** begin ITEMS **
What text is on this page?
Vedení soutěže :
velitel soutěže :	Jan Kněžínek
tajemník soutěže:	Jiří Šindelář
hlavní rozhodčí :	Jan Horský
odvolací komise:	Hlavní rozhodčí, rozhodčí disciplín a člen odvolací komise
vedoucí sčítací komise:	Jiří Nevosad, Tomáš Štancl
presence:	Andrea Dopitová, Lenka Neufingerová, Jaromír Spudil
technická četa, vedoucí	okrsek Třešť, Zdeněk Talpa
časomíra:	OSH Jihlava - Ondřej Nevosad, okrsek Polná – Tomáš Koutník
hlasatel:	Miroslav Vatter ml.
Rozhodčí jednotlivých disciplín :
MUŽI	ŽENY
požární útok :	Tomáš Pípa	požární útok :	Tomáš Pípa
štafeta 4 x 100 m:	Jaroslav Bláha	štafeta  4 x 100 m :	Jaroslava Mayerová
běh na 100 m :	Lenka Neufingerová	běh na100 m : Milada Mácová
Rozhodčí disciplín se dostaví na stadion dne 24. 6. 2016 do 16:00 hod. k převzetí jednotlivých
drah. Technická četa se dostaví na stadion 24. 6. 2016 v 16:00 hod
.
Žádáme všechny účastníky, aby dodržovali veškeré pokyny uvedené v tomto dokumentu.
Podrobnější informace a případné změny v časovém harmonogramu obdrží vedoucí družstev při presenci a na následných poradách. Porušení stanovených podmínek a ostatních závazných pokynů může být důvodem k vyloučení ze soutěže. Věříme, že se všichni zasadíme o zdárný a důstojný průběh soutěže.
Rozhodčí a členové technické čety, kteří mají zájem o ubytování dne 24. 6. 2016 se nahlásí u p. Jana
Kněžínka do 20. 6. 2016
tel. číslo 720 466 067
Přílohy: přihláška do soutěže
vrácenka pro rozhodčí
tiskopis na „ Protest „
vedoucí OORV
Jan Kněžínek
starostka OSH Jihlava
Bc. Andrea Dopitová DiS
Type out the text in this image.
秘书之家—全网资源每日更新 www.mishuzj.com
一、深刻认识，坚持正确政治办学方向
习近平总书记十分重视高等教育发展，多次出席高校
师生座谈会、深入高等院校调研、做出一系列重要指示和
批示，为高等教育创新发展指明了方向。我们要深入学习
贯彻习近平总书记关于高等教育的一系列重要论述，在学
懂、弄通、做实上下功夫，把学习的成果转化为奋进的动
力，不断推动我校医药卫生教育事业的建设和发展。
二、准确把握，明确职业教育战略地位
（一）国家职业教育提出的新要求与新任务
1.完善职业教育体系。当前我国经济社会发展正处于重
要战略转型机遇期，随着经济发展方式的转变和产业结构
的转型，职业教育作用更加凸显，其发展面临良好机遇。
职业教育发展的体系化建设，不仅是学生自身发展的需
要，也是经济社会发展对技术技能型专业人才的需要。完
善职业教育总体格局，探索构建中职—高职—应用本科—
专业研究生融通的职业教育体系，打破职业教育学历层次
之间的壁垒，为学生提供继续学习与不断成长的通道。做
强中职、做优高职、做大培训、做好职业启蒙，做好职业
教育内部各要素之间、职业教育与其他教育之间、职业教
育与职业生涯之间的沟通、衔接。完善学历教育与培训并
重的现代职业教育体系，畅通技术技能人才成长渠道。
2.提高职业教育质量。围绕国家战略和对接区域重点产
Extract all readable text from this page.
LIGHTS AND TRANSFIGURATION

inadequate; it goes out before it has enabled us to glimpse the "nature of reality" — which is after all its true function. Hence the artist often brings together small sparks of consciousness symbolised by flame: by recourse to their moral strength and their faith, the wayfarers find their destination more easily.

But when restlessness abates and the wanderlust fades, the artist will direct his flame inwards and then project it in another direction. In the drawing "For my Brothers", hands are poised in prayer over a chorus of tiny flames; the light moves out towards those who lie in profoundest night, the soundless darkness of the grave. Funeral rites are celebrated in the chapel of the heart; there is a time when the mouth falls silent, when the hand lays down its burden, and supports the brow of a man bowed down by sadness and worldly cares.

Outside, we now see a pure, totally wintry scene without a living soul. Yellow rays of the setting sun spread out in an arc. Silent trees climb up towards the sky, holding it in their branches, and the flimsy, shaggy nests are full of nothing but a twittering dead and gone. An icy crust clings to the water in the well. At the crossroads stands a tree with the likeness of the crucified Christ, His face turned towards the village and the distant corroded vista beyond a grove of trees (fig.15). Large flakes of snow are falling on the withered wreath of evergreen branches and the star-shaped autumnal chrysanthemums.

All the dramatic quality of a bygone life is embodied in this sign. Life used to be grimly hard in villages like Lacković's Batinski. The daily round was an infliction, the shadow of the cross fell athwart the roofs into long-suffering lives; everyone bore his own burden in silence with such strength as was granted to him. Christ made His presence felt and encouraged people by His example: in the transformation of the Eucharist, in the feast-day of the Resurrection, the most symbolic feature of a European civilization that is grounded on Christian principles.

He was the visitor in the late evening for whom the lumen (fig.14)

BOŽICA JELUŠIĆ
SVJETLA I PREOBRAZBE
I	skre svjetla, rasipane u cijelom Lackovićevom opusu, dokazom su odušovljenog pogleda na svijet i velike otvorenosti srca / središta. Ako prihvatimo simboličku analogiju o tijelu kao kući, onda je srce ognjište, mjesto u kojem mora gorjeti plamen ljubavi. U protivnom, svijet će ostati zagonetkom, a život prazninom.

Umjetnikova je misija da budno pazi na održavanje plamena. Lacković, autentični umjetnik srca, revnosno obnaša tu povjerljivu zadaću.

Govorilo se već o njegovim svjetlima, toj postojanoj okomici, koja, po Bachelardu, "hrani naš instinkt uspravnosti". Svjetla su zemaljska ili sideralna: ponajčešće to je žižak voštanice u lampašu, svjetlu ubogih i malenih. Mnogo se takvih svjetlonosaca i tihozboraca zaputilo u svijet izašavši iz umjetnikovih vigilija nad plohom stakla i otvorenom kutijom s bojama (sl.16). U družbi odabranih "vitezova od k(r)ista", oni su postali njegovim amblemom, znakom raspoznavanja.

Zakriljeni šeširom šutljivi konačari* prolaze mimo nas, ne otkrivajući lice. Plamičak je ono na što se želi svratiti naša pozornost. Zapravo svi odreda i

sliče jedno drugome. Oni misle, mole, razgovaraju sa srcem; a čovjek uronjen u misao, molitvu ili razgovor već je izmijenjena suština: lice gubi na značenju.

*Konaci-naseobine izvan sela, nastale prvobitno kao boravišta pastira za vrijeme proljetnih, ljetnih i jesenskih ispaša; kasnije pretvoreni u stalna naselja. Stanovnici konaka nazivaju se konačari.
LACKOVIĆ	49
** end ITEMS **
WHAT YOU NEED TO DO: Filter the listing above by the word "page"; copy each line that passes.

SOLUTION BELOW:
What text is on this page?
Extract all readable text from this page.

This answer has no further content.